■ YOUR OBJECTIVE
Look for "title" in each line of the entries, and return the matching lines.

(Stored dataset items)
--- Begin ---

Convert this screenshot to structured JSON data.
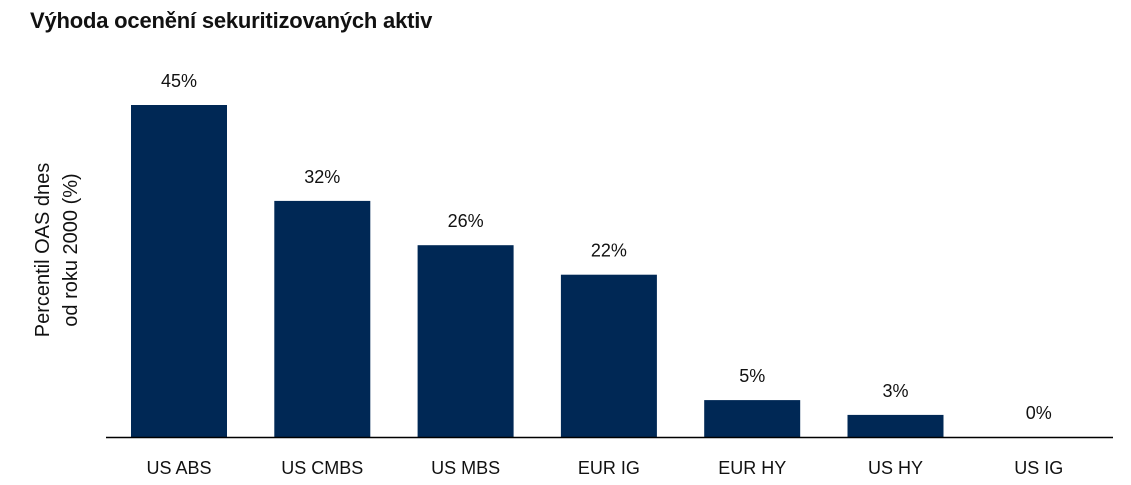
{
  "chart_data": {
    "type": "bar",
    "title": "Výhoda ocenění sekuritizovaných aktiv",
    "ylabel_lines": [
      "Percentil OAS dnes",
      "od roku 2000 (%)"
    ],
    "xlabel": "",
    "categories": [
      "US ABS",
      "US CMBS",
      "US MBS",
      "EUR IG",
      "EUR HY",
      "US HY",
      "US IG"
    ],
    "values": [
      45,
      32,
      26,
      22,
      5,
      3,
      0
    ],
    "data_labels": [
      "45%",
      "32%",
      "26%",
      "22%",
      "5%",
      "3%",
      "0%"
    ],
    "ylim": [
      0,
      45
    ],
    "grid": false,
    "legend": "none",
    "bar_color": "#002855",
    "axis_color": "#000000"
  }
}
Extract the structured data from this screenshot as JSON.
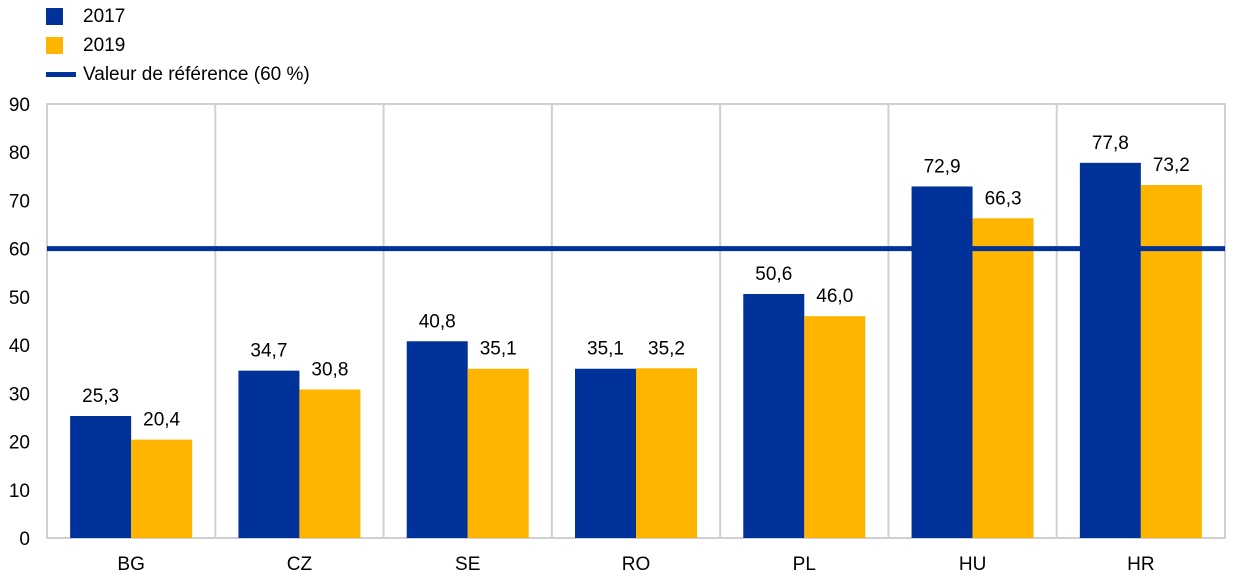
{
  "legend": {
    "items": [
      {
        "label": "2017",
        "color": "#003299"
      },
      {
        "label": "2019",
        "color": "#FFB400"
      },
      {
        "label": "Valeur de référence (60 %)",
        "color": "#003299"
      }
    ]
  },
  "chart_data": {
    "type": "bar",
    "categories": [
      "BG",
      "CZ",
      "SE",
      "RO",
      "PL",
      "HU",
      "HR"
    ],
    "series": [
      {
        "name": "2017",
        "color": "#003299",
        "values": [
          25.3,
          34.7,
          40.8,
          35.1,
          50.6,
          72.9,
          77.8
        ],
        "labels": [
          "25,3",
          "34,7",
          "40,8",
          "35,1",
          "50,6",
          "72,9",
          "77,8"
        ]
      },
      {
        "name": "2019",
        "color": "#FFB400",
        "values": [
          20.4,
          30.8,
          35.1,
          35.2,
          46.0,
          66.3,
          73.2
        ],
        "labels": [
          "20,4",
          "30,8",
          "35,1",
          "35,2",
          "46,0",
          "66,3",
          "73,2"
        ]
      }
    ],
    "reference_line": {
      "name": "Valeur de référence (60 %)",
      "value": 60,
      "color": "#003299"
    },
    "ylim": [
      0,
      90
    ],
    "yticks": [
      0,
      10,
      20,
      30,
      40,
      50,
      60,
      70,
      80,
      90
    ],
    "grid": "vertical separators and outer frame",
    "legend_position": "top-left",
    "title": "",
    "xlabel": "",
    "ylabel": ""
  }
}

--- End ---

■ RESULT OF THIS EXERCISE
    "title": "Výhoda ocenění sekuritizovaných aktiv",
    "title": "",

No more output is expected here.